- _Objective_
In the listing below, pick out lines with "호두말이".

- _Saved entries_
————————
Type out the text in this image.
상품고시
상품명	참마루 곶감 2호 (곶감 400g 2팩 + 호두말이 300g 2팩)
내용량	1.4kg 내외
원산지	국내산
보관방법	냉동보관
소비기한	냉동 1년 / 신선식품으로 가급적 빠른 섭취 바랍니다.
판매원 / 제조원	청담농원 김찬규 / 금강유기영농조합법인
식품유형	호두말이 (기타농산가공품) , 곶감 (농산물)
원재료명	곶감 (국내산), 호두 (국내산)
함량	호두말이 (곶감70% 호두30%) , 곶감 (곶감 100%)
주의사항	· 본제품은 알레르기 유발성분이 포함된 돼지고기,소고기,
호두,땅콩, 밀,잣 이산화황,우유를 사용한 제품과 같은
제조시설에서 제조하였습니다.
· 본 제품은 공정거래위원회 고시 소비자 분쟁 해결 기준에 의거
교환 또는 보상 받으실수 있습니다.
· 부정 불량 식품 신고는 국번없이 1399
————————
- _Full solution_
상품명	참마루 곶감 2호 (곶감 400g 2팩 + 호두말이 300g 2팩)
식품유형	호두말이 (기타농산가공품) , 곶감 (농산물)
함량	호두말이 (곶감70% 호두30%) , 곶감 (곶감 100%)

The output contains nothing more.